> [PROBLEM REQUIREMENTS] Every line below that mentions the word "neuronales" should be copied out.

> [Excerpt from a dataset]
== == ==
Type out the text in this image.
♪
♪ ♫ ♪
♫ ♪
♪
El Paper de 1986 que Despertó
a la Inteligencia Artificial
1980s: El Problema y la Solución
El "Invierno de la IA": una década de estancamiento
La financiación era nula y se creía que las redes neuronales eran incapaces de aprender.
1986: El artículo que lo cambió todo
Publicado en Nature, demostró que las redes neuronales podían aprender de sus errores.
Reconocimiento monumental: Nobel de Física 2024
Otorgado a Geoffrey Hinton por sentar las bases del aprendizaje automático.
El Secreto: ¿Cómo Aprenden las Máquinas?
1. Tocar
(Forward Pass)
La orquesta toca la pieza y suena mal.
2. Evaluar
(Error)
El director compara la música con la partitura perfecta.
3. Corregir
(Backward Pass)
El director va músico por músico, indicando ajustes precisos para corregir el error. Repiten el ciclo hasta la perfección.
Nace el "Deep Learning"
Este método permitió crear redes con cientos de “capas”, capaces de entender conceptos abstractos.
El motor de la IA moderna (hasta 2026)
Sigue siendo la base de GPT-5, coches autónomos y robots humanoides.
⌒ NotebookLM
== == ==
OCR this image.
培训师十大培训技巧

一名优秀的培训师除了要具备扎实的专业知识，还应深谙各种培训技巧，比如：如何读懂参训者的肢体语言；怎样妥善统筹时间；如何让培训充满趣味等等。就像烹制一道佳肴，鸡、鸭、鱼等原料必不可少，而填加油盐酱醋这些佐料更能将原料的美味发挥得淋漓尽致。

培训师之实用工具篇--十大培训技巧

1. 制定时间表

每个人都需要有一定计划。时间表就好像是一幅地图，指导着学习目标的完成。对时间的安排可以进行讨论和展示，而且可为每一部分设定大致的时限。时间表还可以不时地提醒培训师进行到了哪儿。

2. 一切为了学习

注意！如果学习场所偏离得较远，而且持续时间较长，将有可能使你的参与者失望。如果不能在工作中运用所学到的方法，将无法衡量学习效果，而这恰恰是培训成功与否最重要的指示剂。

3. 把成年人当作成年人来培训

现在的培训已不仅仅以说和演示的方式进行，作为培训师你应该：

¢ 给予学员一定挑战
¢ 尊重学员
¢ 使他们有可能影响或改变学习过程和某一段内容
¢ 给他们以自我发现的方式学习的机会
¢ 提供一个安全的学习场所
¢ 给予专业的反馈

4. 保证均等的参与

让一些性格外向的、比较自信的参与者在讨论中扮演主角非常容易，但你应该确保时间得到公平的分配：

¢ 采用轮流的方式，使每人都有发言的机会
== == ==
> [ANSWER TO THE PROBLEM]
La financiación era nula y se creía que las redes neuronales eran incapaces de aprender.
Publicado en Nature, demostró que las redes neuronales podían aprender de sus errores.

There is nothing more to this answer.